++++ QUOTED TEXT ++++

Employees and Contractors
Just like traditional firms, virtual firms need project managers, interior designers, draftspersons, engineers, 3-D modelers, and other collaborators and team members are assembled when needed for a project. In Peter Macrae’s firm, he now has six teams that work on various project types around the world, completing 150 US projects in 2016—in addition to collaboration on projects in Australia, New Zealand, Canada, and Mexico. With every project, he analyzes the requirements then assembles the necessary resources and talent from across the country.
Macrae notes that it’s important to empower one’s workers—which are now, in his case, all contractors to his firm—to identify future projects and then develop them together, sharing both the risks and the rewards. It is noted that from a legal standpoint, it is best that contractors have multiple clients and incorporate or form an LLC to ensure compliance with labor laws and to demonstrate that they are not simply employees who are being treated as contractors. Typically, the individual with the project connection takes the lead on the project. He notes that one’s income is consistent if one works efficiently and effectively; all are paid when the client pays. Importantly, each person performs the tasks for which one is best suited.

++++

WHAT TO PRODUCE: Resume the passage on employees and contractors in virtual firms, starting right after its final sentence. The data after this point comes from a separate, unrelated source.

++++ COLLECTED DATA ++++

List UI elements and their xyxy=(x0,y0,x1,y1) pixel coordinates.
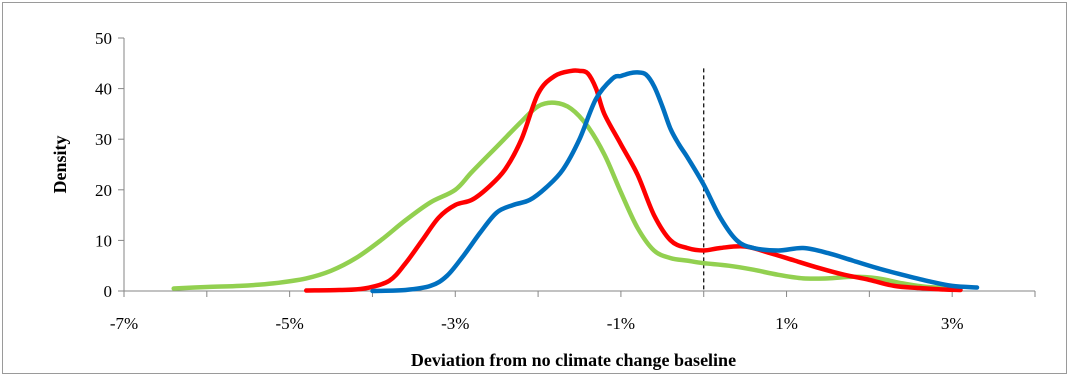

++++

REPLY:
For a geographically diverse virtual practice, becoming registered in multiple states is required by law. Macrae is registered in 36 states—a feat accomplished through the National Council of Architecture Registration Boards (NCARB) and its certificate process. Winters holds eight registrations on the East coast where his firm currently does business. Your own state business license may be the only license required as long as the architect is not signing and sealing documents in other states, but state laws will vary. Generally, the architect's license will be on the line for unlawful practice and there could also be implications for the firm as an entity depending on the nature of the activity. Each state defines what it considers to be “doing business” in that state. If you are doing business in a state, you generally must register as a “foreign” entity so you can be added to the tax rolls and pay income tax and an annual license renewal fee, in addition to the architectural license. Checking with state requirements and acting accordingly is necessary to ensure the firm is not later obligated to pay back fees, taxes and penalties which in many states could be crushing.
For the Kezlo Group, the freedom to structure one’s day and balance personal and family needs, avoiding trade-offs that pit work and life requirements against each other, make the biggest difference. However, maintaining a healthy firm culture when employees are not in the same physical space has provided challenges for his firm, requiring much more consistent communication than originally anticipated. Employee motivation is critical, and employees must be self-starters, motivated without needing much direction or feedback. Therefore, personality fit is crucial for success and must be ascertained before hiring to ensure the employee is able to work independently in a virtual office environment.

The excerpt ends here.